→ Given problem
Reproduce the listing below character for character; drop every image.

Structured figure records:
---*---

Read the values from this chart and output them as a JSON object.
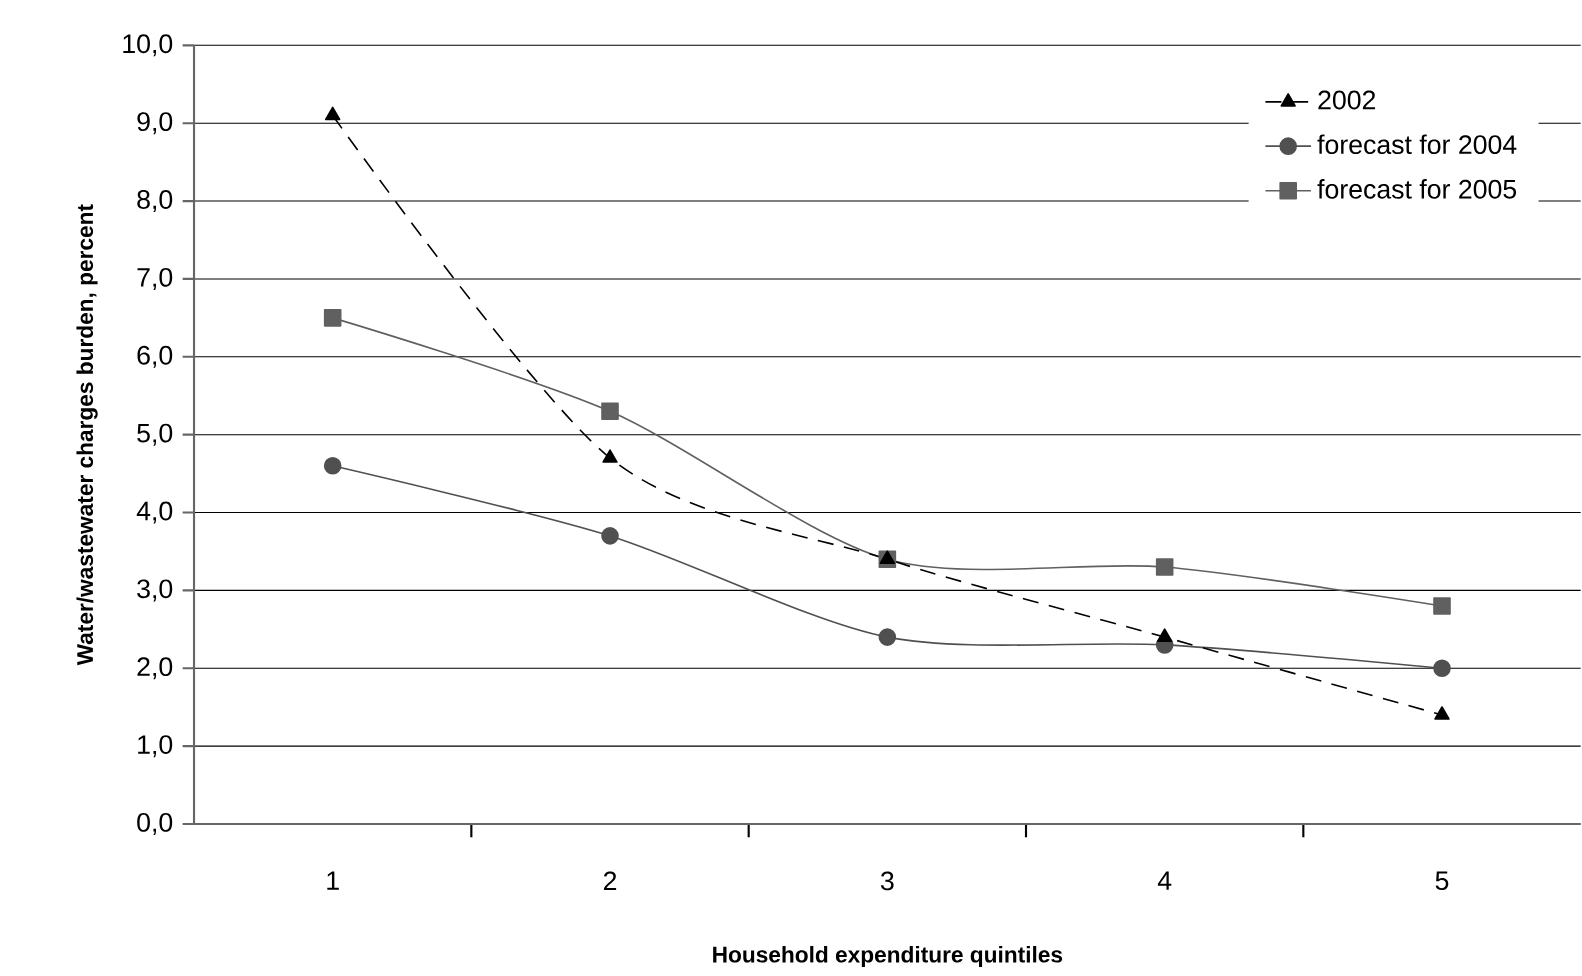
{
  "chart_data": {
    "type": "line",
    "xlabel": "Household expenditure quintiles",
    "ylabel": "Water/wastewater charges burden, percent",
    "categories": [
      "1",
      "2",
      "3",
      "4",
      "5"
    ],
    "series": [
      {
        "name": "2002",
        "color": "#000000",
        "marker": "triangle",
        "line_style": "dashed",
        "values": [
          9.1,
          4.7,
          3.4,
          2.4,
          1.4
        ]
      },
      {
        "name": "forecast for 2004",
        "color": "#505050",
        "marker": "circle",
        "line_style": "solid",
        "values": [
          4.6,
          3.7,
          2.4,
          2.3,
          2.0
        ]
      },
      {
        "name": "forecast for 2005",
        "color": "#606060",
        "marker": "square",
        "line_style": "solid",
        "values": [
          6.5,
          5.3,
          3.4,
          3.3,
          2.8
        ]
      }
    ],
    "ylim": [
      0,
      10
    ],
    "yticks": [
      {
        "value": 0,
        "label": "0,0"
      },
      {
        "value": 1,
        "label": "1,0"
      },
      {
        "value": 2,
        "label": "2,0"
      },
      {
        "value": 3,
        "label": "3,0"
      },
      {
        "value": 4,
        "label": "4,0"
      },
      {
        "value": 5,
        "label": "5,0"
      },
      {
        "value": 6,
        "label": "6,0"
      },
      {
        "value": 7,
        "label": "7,0"
      },
      {
        "value": 8,
        "label": "8,0"
      },
      {
        "value": 9,
        "label": "9,0"
      },
      {
        "value": 10,
        "label": "10,0"
      }
    ],
    "grid": "y",
    "legend": "top right"
  }
}
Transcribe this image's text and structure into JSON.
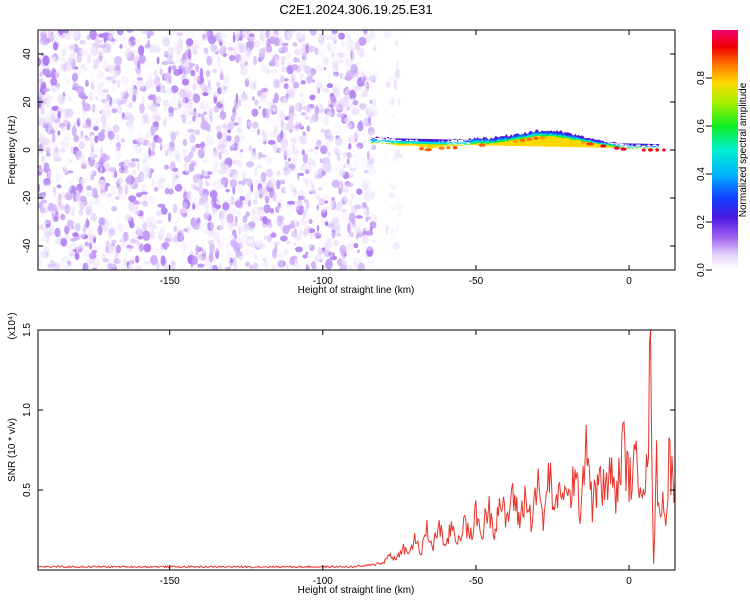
{
  "title": "C2E1.2024.306.19.25.E31",
  "colors": {
    "snr_line": "#e8352c",
    "noise_violet": "#7a22e0",
    "signal_red": "#e4152a",
    "frame": "#000000"
  },
  "chart_data": [
    {
      "type": "heatmap",
      "title": "C2E1.2024.306.19.25.E31",
      "xlabel": "Height of straight line (km)",
      "ylabel": "Frequency (Hz)",
      "xlim": [
        -193,
        15
      ],
      "ylim": [
        -50,
        50
      ],
      "x_ticks": [
        -150,
        -100,
        -50,
        0
      ],
      "y_ticks": [
        -40,
        -20,
        0,
        20,
        40
      ],
      "x_tick_labels": [
        "-150",
        "-100",
        "-50",
        "0"
      ],
      "y_tick_labels": [
        "-40",
        "-20",
        "0",
        "20",
        "40"
      ],
      "colorbar": {
        "label": "Normalized spectral amplitude",
        "range": [
          0,
          1
        ],
        "ticks": [
          0.0,
          0.2,
          0.4,
          0.6,
          0.8
        ],
        "tick_labels": [
          "0.0",
          "0.2",
          "0.4",
          "0.6",
          "0.8"
        ],
        "colormap": "rainbow (white-violet-blue-cyan-green-yellow-red-magenta)"
      },
      "regions": [
        {
          "kind": "broadband noise",
          "x_range": [
            -193,
            -83
          ],
          "freq_range": [
            -50,
            50
          ],
          "amplitude_range": [
            0.0,
            0.12
          ]
        },
        {
          "kind": "sparse noise",
          "x_range": [
            -80,
            -74
          ],
          "freq_range": [
            -50,
            50
          ],
          "amplitude_range": [
            0.0,
            0.05
          ]
        },
        {
          "kind": "narrowband signal",
          "x_range": [
            -85,
            15
          ],
          "amplitude_range": [
            0.2,
            1.0
          ]
        }
      ],
      "signal_ridge": {
        "x": [
          -85,
          -80,
          -75,
          -70,
          -65,
          -60,
          -55,
          -50,
          -45,
          -40,
          -35,
          -30,
          -25,
          -20,
          -15,
          -10,
          -5,
          0,
          5,
          10,
          15
        ],
        "center_freq": [
          2,
          2,
          1,
          1,
          0,
          1,
          1,
          2,
          2,
          3,
          4,
          5,
          5,
          4,
          3,
          2,
          1,
          0,
          0,
          0,
          0
        ],
        "half_width": [
          3,
          3,
          3,
          3,
          2.5,
          3,
          3,
          3,
          3,
          3,
          3,
          3,
          3,
          3,
          2.5,
          2,
          2,
          2,
          2,
          2
        ]
      }
    },
    {
      "type": "line",
      "xlabel": "Height of straight line (km)",
      "ylabel": "SNR (10 * v/v)",
      "y_multiplier_label": "(x10⁴)",
      "xlim": [
        -193,
        15
      ],
      "ylim": [
        0,
        1.5
      ],
      "x_ticks": [
        -150,
        -100,
        -50,
        0
      ],
      "y_ticks": [
        0.5,
        1.0,
        1.5
      ],
      "x_tick_labels": [
        "-150",
        "-100",
        "-50",
        "0"
      ],
      "y_tick_labels": [
        "0.5",
        "1.0",
        "1.5"
      ],
      "series": [
        {
          "values_unit": "x10^4",
          "x": [
            -193,
            -180,
            -170,
            -160,
            -150,
            -140,
            -130,
            -120,
            -110,
            -100,
            -90,
            -84,
            -80,
            -78,
            -76,
            -74,
            -72,
            -70,
            -68,
            -66,
            -64,
            -62,
            -60,
            -58,
            -56,
            -54,
            -52,
            -50,
            -48,
            -46,
            -44,
            -42,
            -40,
            -38,
            -36,
            -34,
            -32,
            -30,
            -28,
            -26,
            -24,
            -22,
            -20,
            -18,
            -16,
            -14,
            -12,
            -10,
            -8,
            -6,
            -4,
            -2,
            0,
            2,
            4,
            6,
            7,
            8,
            9,
            10,
            11,
            12,
            13,
            14,
            15
          ],
          "y": [
            0.02,
            0.02,
            0.02,
            0.02,
            0.02,
            0.02,
            0.02,
            0.02,
            0.02,
            0.02,
            0.02,
            0.03,
            0.05,
            0.1,
            0.06,
            0.15,
            0.09,
            0.2,
            0.1,
            0.25,
            0.14,
            0.3,
            0.12,
            0.28,
            0.18,
            0.3,
            0.2,
            0.35,
            0.22,
            0.4,
            0.26,
            0.45,
            0.28,
            0.5,
            0.3,
            0.45,
            0.32,
            0.55,
            0.3,
            0.6,
            0.35,
            0.55,
            0.4,
            0.6,
            0.38,
            0.85,
            0.4,
            0.55,
            0.5,
            0.6,
            0.45,
            0.8,
            0.55,
            0.65,
            0.6,
            0.58,
            1.5,
            0.05,
            0.65,
            0.3,
            0.55,
            0.25,
            0.7,
            0.6,
            0.55
          ]
        }
      ]
    }
  ]
}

---*---

→ Exercise result
Read the values from this chart and output them as a JSON object.
{
  "chart_data": {
    "type": "line",
    "xlabel": "Household expenditure quintiles",
    "ylabel": "Water/wastewater charges burden, percent",
    "categories": [
      "1",
      "2",
      "3",
      "4",
      "5"
    ],
    "series": [
      {
        "name": "2002",
        "color": "#000000",
        "marker": "triangle",
        "line_style": "dashed",
        "values": [
          9.1,
          4.7,
          3.4,
          2.4,
          1.4
        ]
      },
      {
        "name": "forecast for 2004",
        "color": "#505050",
        "marker": "circle",
        "line_style": "solid",
        "values": [
          4.6,
          3.7,
          2.4,
          2.3,
          2.0
        ]
      },
      {
        "name": "forecast for 2005",
        "color": "#606060",
        "marker": "square",
        "line_style": "solid",
        "values": [
          6.5,
          5.3,
          3.4,
          3.3,
          2.8
        ]
      }
    ],
    "ylim": [
      0,
      10
    ],
    "yticks": [
      {
        "value": 0,
        "label": "0,0"
      },
      {
        "value": 1,
        "label": "1,0"
      },
      {
        "value": 2,
        "label": "2,0"
      },
      {
        "value": 3,
        "label": "3,0"
      },
      {
        "value": 4,
        "label": "4,0"
      },
      {
        "value": 5,
        "label": "5,0"
      },
      {
        "value": 6,
        "label": "6,0"
      },
      {
        "value": 7,
        "label": "7,0"
      },
      {
        "value": 8,
        "label": "8,0"
      },
      {
        "value": 9,
        "label": "9,0"
      },
      {
        "value": 10,
        "label": "10,0"
      }
    ],
    "grid": "y",
    "legend": "top right"
  }
}
Transcribe this image's text and structure into JSON.
{
  "title": "C2E1.2024.306.19.25.E31",
  "colors": {
    "snr_line": "#e8352c",
    "noise_violet": "#7a22e0",
    "signal_red": "#e4152a",
    "frame": "#000000"
  },
  "chart_data": [
    {
      "type": "heatmap",
      "title": "C2E1.2024.306.19.25.E31",
      "xlabel": "Height of straight line (km)",
      "ylabel": "Frequency (Hz)",
      "xlim": [
        -193,
        15
      ],
      "ylim": [
        -50,
        50
      ],
      "x_ticks": [
        -150,
        -100,
        -50,
        0
      ],
      "y_ticks": [
        -40,
        -20,
        0,
        20,
        40
      ],
      "x_tick_labels": [
        "-150",
        "-100",
        "-50",
        "0"
      ],
      "y_tick_labels": [
        "-40",
        "-20",
        "0",
        "20",
        "40"
      ],
      "colorbar": {
        "label": "Normalized spectral amplitude",
        "range": [
          0,
          1
        ],
        "ticks": [
          0.0,
          0.2,
          0.4,
          0.6,
          0.8
        ],
        "tick_labels": [
          "0.0",
          "0.2",
          "0.4",
          "0.6",
          "0.8"
        ],
        "colormap": "rainbow (white-violet-blue-cyan-green-yellow-red-magenta)"
      },
      "regions": [
        {
          "kind": "broadband noise",
          "x_range": [
            -193,
            -83
          ],
          "freq_range": [
            -50,
            50
          ],
          "amplitude_range": [
            0.0,
            0.12
          ]
        },
        {
          "kind": "sparse noise",
          "x_range": [
            -80,
            -74
          ],
          "freq_range": [
            -50,
            50
          ],
          "amplitude_range": [
            0.0,
            0.05
          ]
        },
        {
          "kind": "narrowband signal",
          "x_range": [
            -85,
            15
          ],
          "amplitude_range": [
            0.2,
            1.0
          ]
        }
      ],
      "signal_ridge": {
        "x": [
          -85,
          -80,
          -75,
          -70,
          -65,
          -60,
          -55,
          -50,
          -45,
          -40,
          -35,
          -30,
          -25,
          -20,
          -15,
          -10,
          -5,
          0,
          5,
          10,
          15
        ],
        "center_freq": [
          2,
          2,
          1,
          1,
          0,
          1,
          1,
          2,
          2,
          3,
          4,
          5,
          5,
          4,
          3,
          2,
          1,
          0,
          0,
          0,
          0
        ],
        "half_width": [
          3,
          3,
          3,
          3,
          2.5,
          3,
          3,
          3,
          3,
          3,
          3,
          3,
          3,
          3,
          2.5,
          2,
          2,
          2,
          2,
          2
        ]
      }
    },
    {
      "type": "line",
      "xlabel": "Height of straight line (km)",
      "ylabel": "SNR (10 * v/v)",
      "y_multiplier_label": "(x10⁴)",
      "xlim": [
        -193,
        15
      ],
      "ylim": [
        0,
        1.5
      ],
      "x_ticks": [
        -150,
        -100,
        -50,
        0
      ],
      "y_ticks": [
        0.5,
        1.0,
        1.5
      ],
      "x_tick_labels": [
        "-150",
        "-100",
        "-50",
        "0"
      ],
      "y_tick_labels": [
        "0.5",
        "1.0",
        "1.5"
      ],
      "series": [
        {
          "values_unit": "x10^4",
          "x": [
            -193,
            -180,
            -170,
            -160,
            -150,
            -140,
            -130,
            -120,
            -110,
            -100,
            -90,
            -84,
            -80,
            -78,
            -76,
            -74,
            -72,
            -70,
            -68,
            -66,
            -64,
            -62,
            -60,
            -58,
            -56,
            -54,
            -52,
            -50,
            -48,
            -46,
            -44,
            -42,
            -40,
            -38,
            -36,
            -34,
            -32,
            -30,
            -28,
            -26,
            -24,
            -22,
            -20,
            -18,
            -16,
            -14,
            -12,
            -10,
            -8,
            -6,
            -4,
            -2,
            0,
            2,
            4,
            6,
            7,
            8,
            9,
            10,
            11,
            12,
            13,
            14,
            15
          ],
          "y": [
            0.02,
            0.02,
            0.02,
            0.02,
            0.02,
            0.02,
            0.02,
            0.02,
            0.02,
            0.02,
            0.02,
            0.03,
            0.05,
            0.1,
            0.06,
            0.15,
            0.09,
            0.2,
            0.1,
            0.25,
            0.14,
            0.3,
            0.12,
            0.28,
            0.18,
            0.3,
            0.2,
            0.35,
            0.22,
            0.4,
            0.26,
            0.45,
            0.28,
            0.5,
            0.3,
            0.45,
            0.32,
            0.55,
            0.3,
            0.6,
            0.35,
            0.55,
            0.4,
            0.6,
            0.38,
            0.85,
            0.4,
            0.55,
            0.5,
            0.6,
            0.45,
            0.8,
            0.55,
            0.65,
            0.6,
            0.58,
            1.5,
            0.05,
            0.65,
            0.3,
            0.55,
            0.25,
            0.7,
            0.6,
            0.55
          ]
        }
      ]
    }
  ]
}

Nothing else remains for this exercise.